Transcribe all of the data exactly. Omit the pictures.

Data tied to figure images:
[BEGIN]
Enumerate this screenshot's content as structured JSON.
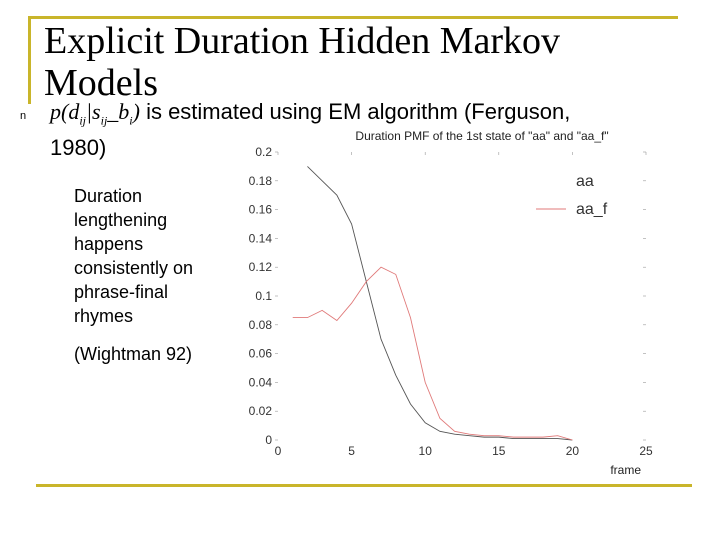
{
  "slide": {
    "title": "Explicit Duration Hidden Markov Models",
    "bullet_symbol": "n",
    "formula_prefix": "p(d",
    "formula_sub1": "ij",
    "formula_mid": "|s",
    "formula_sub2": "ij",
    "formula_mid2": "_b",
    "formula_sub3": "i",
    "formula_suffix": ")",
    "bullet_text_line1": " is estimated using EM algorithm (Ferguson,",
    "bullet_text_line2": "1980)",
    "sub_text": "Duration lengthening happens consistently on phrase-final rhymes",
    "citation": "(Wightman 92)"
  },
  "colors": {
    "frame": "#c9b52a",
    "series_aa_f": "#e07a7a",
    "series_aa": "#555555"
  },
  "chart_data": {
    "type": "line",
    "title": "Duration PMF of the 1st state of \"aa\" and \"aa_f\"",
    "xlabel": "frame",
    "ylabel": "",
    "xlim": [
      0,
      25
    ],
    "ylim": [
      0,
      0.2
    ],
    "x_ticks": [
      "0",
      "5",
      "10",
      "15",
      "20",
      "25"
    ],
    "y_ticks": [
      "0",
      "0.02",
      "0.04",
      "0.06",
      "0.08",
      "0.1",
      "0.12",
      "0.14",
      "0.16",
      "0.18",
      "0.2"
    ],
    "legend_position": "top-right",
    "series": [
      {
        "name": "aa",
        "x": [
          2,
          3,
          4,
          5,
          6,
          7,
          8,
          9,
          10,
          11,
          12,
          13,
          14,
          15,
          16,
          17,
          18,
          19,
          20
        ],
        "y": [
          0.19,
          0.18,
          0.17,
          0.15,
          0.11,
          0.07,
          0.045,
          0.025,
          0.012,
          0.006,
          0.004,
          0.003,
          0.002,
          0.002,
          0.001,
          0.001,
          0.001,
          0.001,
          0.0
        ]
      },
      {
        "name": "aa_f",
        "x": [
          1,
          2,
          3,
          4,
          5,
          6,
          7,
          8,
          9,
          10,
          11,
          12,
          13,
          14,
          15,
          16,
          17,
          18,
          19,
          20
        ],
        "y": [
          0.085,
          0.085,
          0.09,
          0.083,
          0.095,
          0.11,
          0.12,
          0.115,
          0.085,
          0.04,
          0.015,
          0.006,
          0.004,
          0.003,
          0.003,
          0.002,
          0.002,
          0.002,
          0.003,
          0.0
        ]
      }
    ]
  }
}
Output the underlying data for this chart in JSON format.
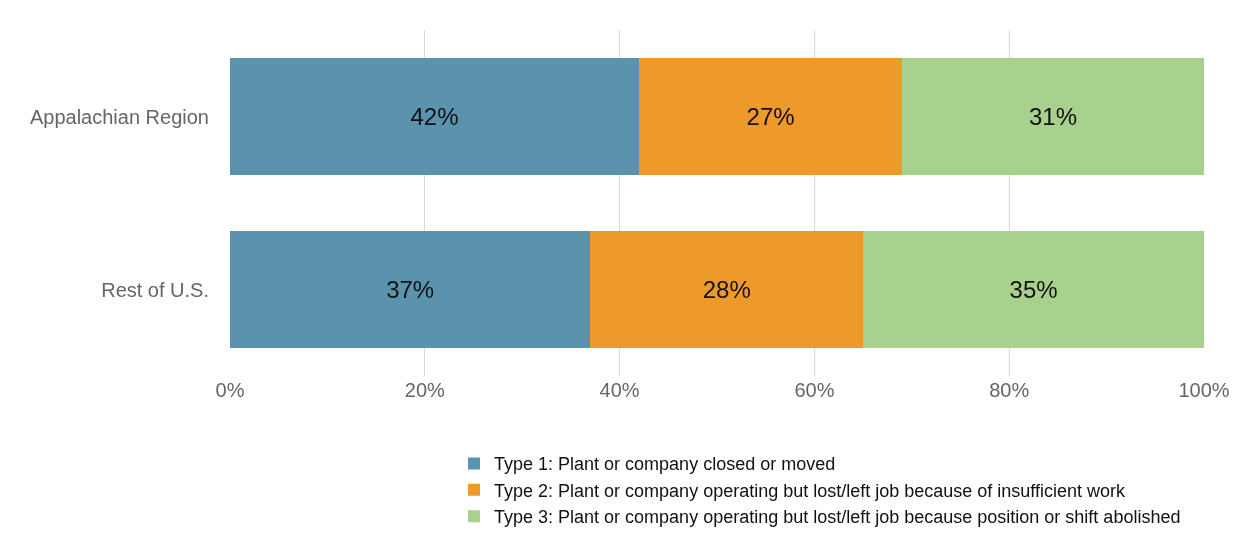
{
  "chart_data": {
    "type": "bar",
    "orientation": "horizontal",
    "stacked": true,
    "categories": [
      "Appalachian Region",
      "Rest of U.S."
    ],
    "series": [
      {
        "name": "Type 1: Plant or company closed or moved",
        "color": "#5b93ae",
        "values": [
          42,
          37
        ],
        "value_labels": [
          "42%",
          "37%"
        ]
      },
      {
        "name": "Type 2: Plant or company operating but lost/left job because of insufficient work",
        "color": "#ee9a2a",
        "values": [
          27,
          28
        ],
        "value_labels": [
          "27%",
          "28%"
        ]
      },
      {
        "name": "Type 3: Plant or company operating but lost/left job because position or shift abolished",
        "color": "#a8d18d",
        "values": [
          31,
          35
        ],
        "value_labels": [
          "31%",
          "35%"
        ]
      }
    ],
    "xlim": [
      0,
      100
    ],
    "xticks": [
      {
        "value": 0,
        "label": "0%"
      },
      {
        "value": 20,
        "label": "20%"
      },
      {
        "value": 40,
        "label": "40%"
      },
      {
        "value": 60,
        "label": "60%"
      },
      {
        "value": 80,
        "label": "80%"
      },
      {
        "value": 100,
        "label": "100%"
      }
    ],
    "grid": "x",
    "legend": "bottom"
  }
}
[END]
• _EXERCISE ANSWER_
Enumerate this screenshot's content as structured JSON.
{
  "slide": {
    "title": "Explicit Duration Hidden Markov Models",
    "bullet_symbol": "n",
    "formula_prefix": "p(d",
    "formula_sub1": "ij",
    "formula_mid": "|s",
    "formula_sub2": "ij",
    "formula_mid2": "_b",
    "formula_sub3": "i",
    "formula_suffix": ")",
    "bullet_text_line1": " is estimated using EM algorithm (Ferguson,",
    "bullet_text_line2": "1980)",
    "sub_text": "Duration lengthening happens consistently on phrase-final rhymes",
    "citation": "(Wightman 92)"
  },
  "colors": {
    "frame": "#c9b52a",
    "series_aa_f": "#e07a7a",
    "series_aa": "#555555"
  },
  "chart_data": {
    "type": "line",
    "title": "Duration PMF of the 1st state of \"aa\" and \"aa_f\"",
    "xlabel": "frame",
    "ylabel": "",
    "xlim": [
      0,
      25
    ],
    "ylim": [
      0,
      0.2
    ],
    "x_ticks": [
      "0",
      "5",
      "10",
      "15",
      "20",
      "25"
    ],
    "y_ticks": [
      "0",
      "0.02",
      "0.04",
      "0.06",
      "0.08",
      "0.1",
      "0.12",
      "0.14",
      "0.16",
      "0.18",
      "0.2"
    ],
    "legend_position": "top-right",
    "series": [
      {
        "name": "aa",
        "x": [
          2,
          3,
          4,
          5,
          6,
          7,
          8,
          9,
          10,
          11,
          12,
          13,
          14,
          15,
          16,
          17,
          18,
          19,
          20
        ],
        "y": [
          0.19,
          0.18,
          0.17,
          0.15,
          0.11,
          0.07,
          0.045,
          0.025,
          0.012,
          0.006,
          0.004,
          0.003,
          0.002,
          0.002,
          0.001,
          0.001,
          0.001,
          0.001,
          0.0
        ]
      },
      {
        "name": "aa_f",
        "x": [
          1,
          2,
          3,
          4,
          5,
          6,
          7,
          8,
          9,
          10,
          11,
          12,
          13,
          14,
          15,
          16,
          17,
          18,
          19,
          20
        ],
        "y": [
          0.085,
          0.085,
          0.09,
          0.083,
          0.095,
          0.11,
          0.12,
          0.115,
          0.085,
          0.04,
          0.015,
          0.006,
          0.004,
          0.003,
          0.003,
          0.002,
          0.002,
          0.002,
          0.003,
          0.0
        ]
      }
    ]
  }
}
Output the underlying data for this chart in JSON format.
{
  "chart_data": {
    "type": "bar",
    "orientation": "horizontal",
    "stacked": true,
    "categories": [
      "Appalachian Region",
      "Rest of U.S."
    ],
    "series": [
      {
        "name": "Type 1: Plant or company closed or moved",
        "color": "#5b93ae",
        "values": [
          42,
          37
        ],
        "value_labels": [
          "42%",
          "37%"
        ]
      },
      {
        "name": "Type 2: Plant or company operating but lost/left job because of insufficient work",
        "color": "#ee9a2a",
        "values": [
          27,
          28
        ],
        "value_labels": [
          "27%",
          "28%"
        ]
      },
      {
        "name": "Type 3: Plant or company operating but lost/left job because position or shift abolished",
        "color": "#a8d18d",
        "values": [
          31,
          35
        ],
        "value_labels": [
          "31%",
          "35%"
        ]
      }
    ],
    "xlim": [
      0,
      100
    ],
    "xticks": [
      {
        "value": 0,
        "label": "0%"
      },
      {
        "value": 20,
        "label": "20%"
      },
      {
        "value": 40,
        "label": "40%"
      },
      {
        "value": 60,
        "label": "60%"
      },
      {
        "value": 80,
        "label": "80%"
      },
      {
        "value": 100,
        "label": "100%"
      }
    ],
    "grid": "x",
    "legend": "bottom"
  }
}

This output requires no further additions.